A block of data:
--- Begin ---

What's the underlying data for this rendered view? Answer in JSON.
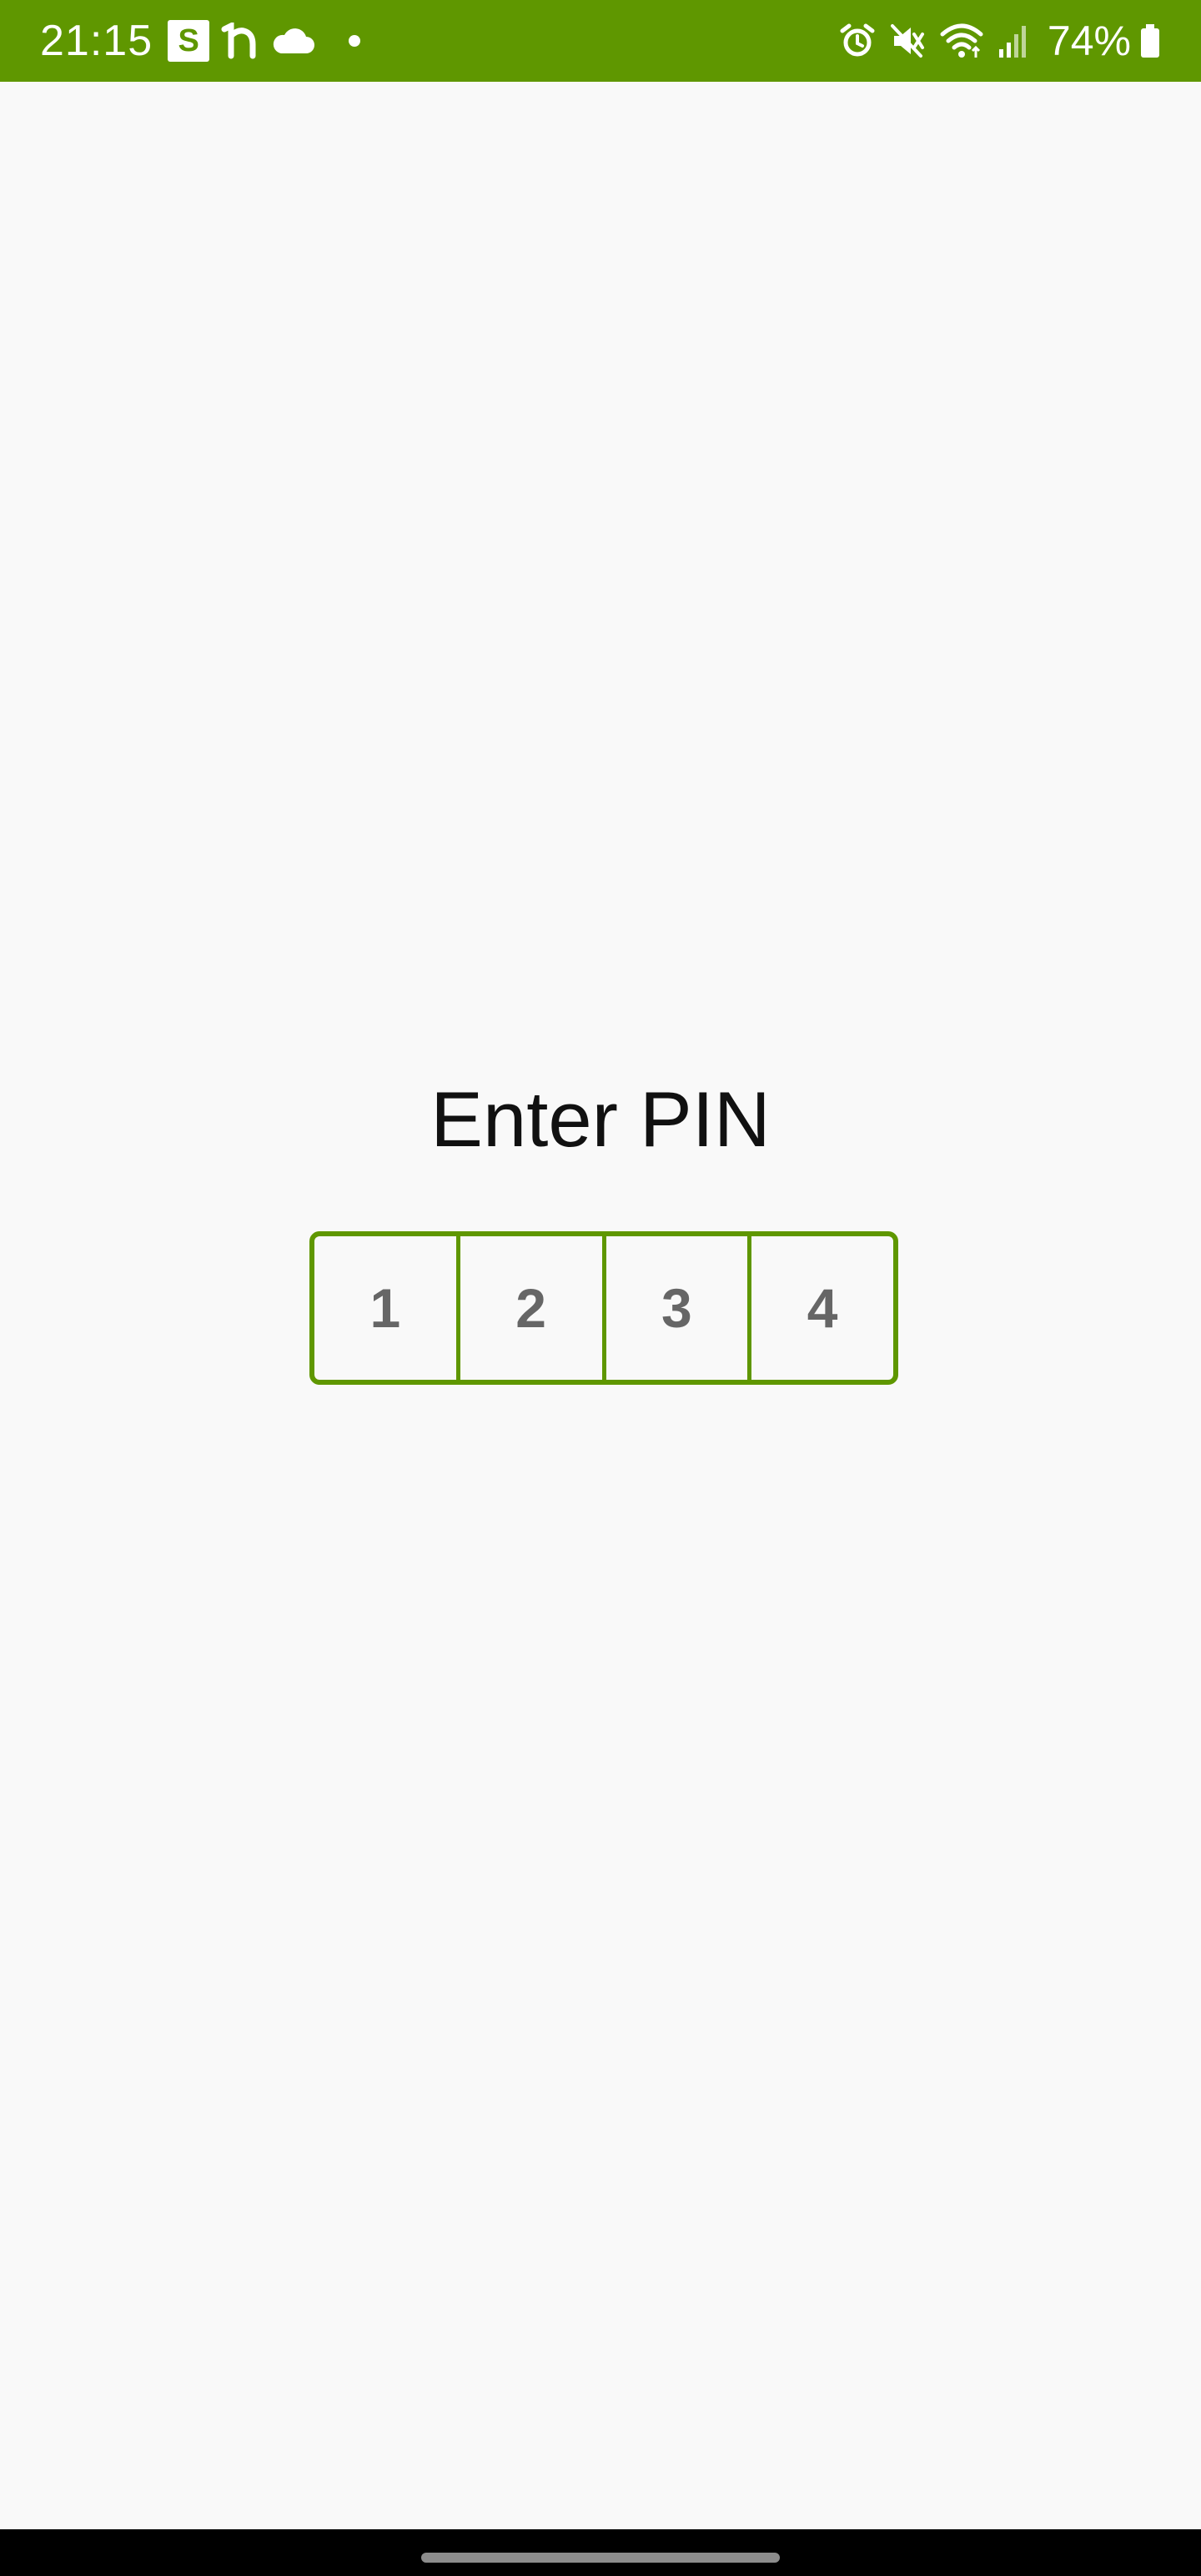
{
  "status_bar": {
    "time": "21:15",
    "s_icon_label": "S",
    "battery_percent": "74%",
    "bar_color": "#5f9700",
    "icons_left": [
      "s-app-icon",
      "n-app-icon",
      "cloud-icon",
      "dot-icon"
    ],
    "icons_right": [
      "alarm-icon",
      "mute-icon",
      "wifi-icon",
      "signal-icon",
      "battery-icon"
    ]
  },
  "pin": {
    "title": "Enter PIN",
    "digits": [
      "1",
      "2",
      "3",
      "4"
    ],
    "accent_color": "#5f9700"
  }
}
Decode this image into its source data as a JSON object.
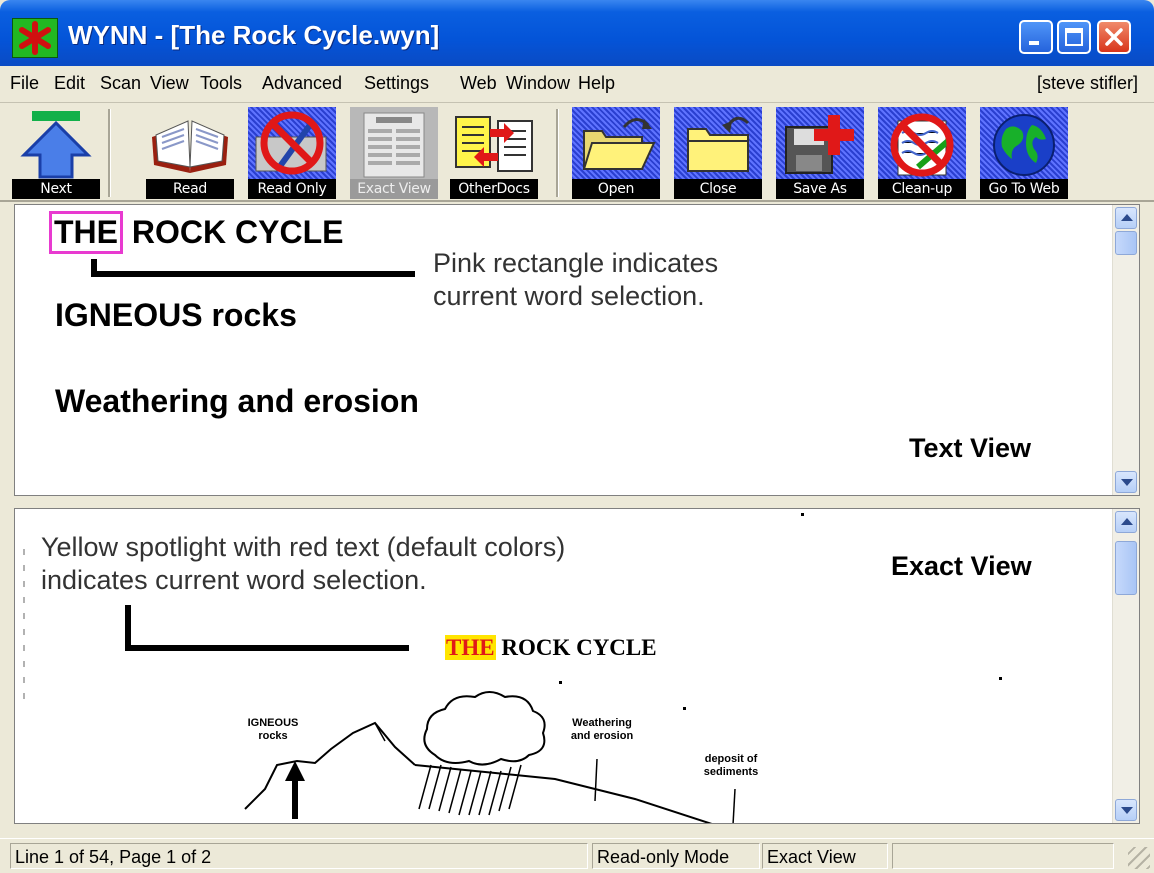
{
  "window": {
    "title": "WYNN - [The Rock Cycle.wyn]",
    "app_icon": "red-asterisk-icon",
    "controls": [
      "minimize-icon",
      "maximize-icon",
      "close-icon"
    ]
  },
  "menu": {
    "items": [
      "File",
      "Edit",
      "Scan",
      "View",
      "Tools",
      "Advanced",
      "Settings",
      "Web",
      "Window",
      "Help"
    ],
    "user": "[steve stifler]"
  },
  "toolbar": {
    "buttons": [
      {
        "label": "Next",
        "icon": "next-arrow-icon"
      },
      {
        "label": "Read",
        "icon": "open-book-icon"
      },
      {
        "label": "Read Only",
        "icon": "no-edit-icon",
        "checked": true
      },
      {
        "label": "Exact View",
        "icon": "exact-view-icon"
      },
      {
        "label": "OtherDocs",
        "icon": "other-docs-icon"
      },
      {
        "label": "Open",
        "icon": "open-folder-icon",
        "checked": true
      },
      {
        "label": "Close",
        "icon": "close-folder-icon",
        "checked": true
      },
      {
        "label": "Save As",
        "icon": "save-as-icon",
        "checked": true
      },
      {
        "label": "Clean-up",
        "icon": "clean-up-icon",
        "checked": true
      },
      {
        "label": "Go To Web",
        "icon": "globe-icon",
        "checked": true
      }
    ]
  },
  "text_view": {
    "title_selected_word": "THE",
    "title_rest": "ROCK CYCLE",
    "line2": "IGNEOUS rocks",
    "line3": "Weathering and erosion",
    "annotation_line1": "Pink rectangle indicates",
    "annotation_line2": "current word selection.",
    "view_label": "Text View",
    "colors": {
      "selection_border": "#e83ad0"
    }
  },
  "exact_view": {
    "annotation_line1": "Yellow spotlight with red text (default colors)",
    "annotation_line2": "indicates current word selection.",
    "view_label": "Exact View",
    "title_selected_word": "THE",
    "title_rest": "ROCK CYCLE",
    "sketch_labels": {
      "igneous_1": "IGNEOUS",
      "igneous_2": "rocks",
      "weathering_1": "Weathering",
      "weathering_2": "and erosion",
      "deposit_1": "deposit of",
      "deposit_2": "sediments"
    },
    "colors": {
      "spotlight": "#ffe500",
      "spotlight_text": "#e01818"
    }
  },
  "status": {
    "position": "Line 1 of 54, Page 1 of 2",
    "mode": "Read-only Mode",
    "view": "Exact View",
    "extra": ""
  }
}
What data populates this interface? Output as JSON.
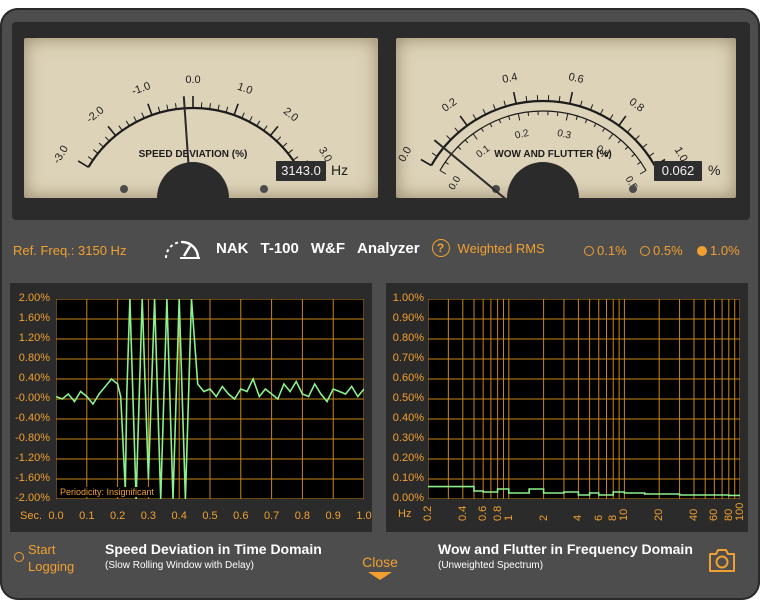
{
  "meters": {
    "speed": {
      "title": "SPEED DEVIATION (%)",
      "scale_labels": [
        "-3.0",
        "-2.0",
        "-1.0",
        "0.0",
        "1.0",
        "2.0",
        "3.0"
      ],
      "needle_value": -0.2,
      "readout": "3143.0",
      "unit": "Hz"
    },
    "wow": {
      "title": "WOW AND FLUTTER (%)",
      "outer_labels": [
        "0.0",
        "0.2",
        "0.4",
        "0.6",
        "0.8",
        "1.0"
      ],
      "inner_labels": [
        "0.0",
        "0.1",
        "0.2",
        "0.3",
        "0.4",
        "0.5"
      ],
      "needle_value": 0.08,
      "readout": "0.062",
      "unit": "%"
    }
  },
  "status": {
    "ref_freq": "Ref. Freq.: 3150 Hz",
    "brand": "NAK",
    "model": "T-100",
    "wf": "W&F",
    "analyzer": "Analyzer",
    "help": "?",
    "weighting": "Weighted RMS",
    "scale_options": [
      {
        "label": "0.1%",
        "selected": false
      },
      {
        "label": "0.5%",
        "selected": false
      },
      {
        "label": "1.0%",
        "selected": true
      }
    ]
  },
  "time_graph": {
    "y_labels": [
      "2.00%",
      "1.60%",
      "1.20%",
      "0.80%",
      "0.40%",
      "-0.00%",
      "-0.40%",
      "-0.80%",
      "-1.20%",
      "-1.60%",
      "-2.00%"
    ],
    "x_axis_label": "Sec.",
    "x_labels": [
      "0.0",
      "0.1",
      "0.2",
      "0.3",
      "0.4",
      "0.5",
      "0.6",
      "0.7",
      "0.8",
      "0.9",
      "1.0"
    ],
    "periodicity": "Periodicity: Insignificant",
    "title": "Speed Deviation in Time Domain",
    "subtitle": "(Slow Rolling Window with Delay)"
  },
  "freq_graph": {
    "y_labels": [
      "1.00%",
      "0.90%",
      "0.80%",
      "0.70%",
      "0.60%",
      "0.50%",
      "0.40%",
      "0.30%",
      "0.20%",
      "0.10%",
      "0.00%"
    ],
    "x_axis_label": "Hz",
    "x_labels": [
      "0.2",
      "0.4",
      "0.6",
      "0.8",
      "1",
      "2",
      "4",
      "6",
      "8",
      "10",
      "20",
      "40",
      "60",
      "80",
      "100"
    ],
    "title": "Wow and Flutter in Frequency Domain",
    "subtitle": "(Unweighted Spectrum)"
  },
  "controls": {
    "start_line1": "Start",
    "start_line2": "Logging",
    "close": "Close"
  },
  "chart_data": [
    {
      "type": "line",
      "title": "Speed Deviation in Time Domain",
      "xlabel": "Sec.",
      "ylabel": "",
      "xlim": [
        0.0,
        1.0
      ],
      "ylim": [
        -2.0,
        2.0
      ],
      "grid": true,
      "series": [
        {
          "x": [
            0.0,
            0.02,
            0.04,
            0.06,
            0.08,
            0.1,
            0.12,
            0.14,
            0.16,
            0.18,
            0.2,
            0.21,
            0.22,
            0.225,
            0.23,
            0.24,
            0.26,
            0.28,
            0.3,
            0.32,
            0.34,
            0.36,
            0.38,
            0.4,
            0.42,
            0.44,
            0.46,
            0.48,
            0.5,
            0.52,
            0.54,
            0.56,
            0.58,
            0.6,
            0.62,
            0.64,
            0.66,
            0.68,
            0.7,
            0.72,
            0.74,
            0.76,
            0.78,
            0.8,
            0.82,
            0.84,
            0.86,
            0.88,
            0.9,
            0.92,
            0.94,
            0.96,
            0.98,
            1.0
          ],
          "y": [
            0.05,
            0.0,
            0.1,
            -0.05,
            0.15,
            0.05,
            -0.1,
            0.1,
            0.25,
            0.4,
            0.3,
            0.05,
            -1.2,
            -1.8,
            0.1,
            2.0,
            -2.0,
            2.0,
            -1.6,
            2.0,
            -2.0,
            2.0,
            -2.0,
            2.0,
            -2.0,
            2.0,
            0.3,
            0.15,
            0.2,
            0.05,
            0.25,
            0.1,
            0.0,
            0.2,
            0.15,
            0.4,
            0.05,
            0.2,
            0.1,
            0.0,
            0.3,
            0.15,
            0.35,
            0.1,
            0.05,
            0.3,
            0.1,
            -0.05,
            0.2,
            0.15,
            0.1,
            0.25,
            0.05,
            0.2
          ]
        }
      ]
    },
    {
      "type": "line",
      "title": "Wow and Flutter in Frequency Domain",
      "xlabel": "Hz",
      "ylabel": "",
      "x_scale": "log",
      "xlim": [
        0.2,
        100
      ],
      "ylim": [
        0.0,
        1.0
      ],
      "grid": true,
      "series": [
        {
          "x": [
            0.2,
            0.4,
            0.5,
            0.6,
            0.8,
            1,
            1.5,
            2,
            3,
            4,
            5,
            6,
            8,
            10,
            15,
            20,
            30,
            40,
            60,
            80,
            100
          ],
          "y": [
            0.062,
            0.062,
            0.04,
            0.035,
            0.05,
            0.03,
            0.05,
            0.03,
            0.035,
            0.02,
            0.03,
            0.02,
            0.035,
            0.03,
            0.025,
            0.025,
            0.02,
            0.02,
            0.02,
            0.018,
            0.02
          ]
        }
      ]
    }
  ]
}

--- End ---

**WHAT IS EXPECTED**
Report how many lines of the entries hold the string "subtitle". Provide the number alone.

**OUTPUT OF THE EXERCISE**
2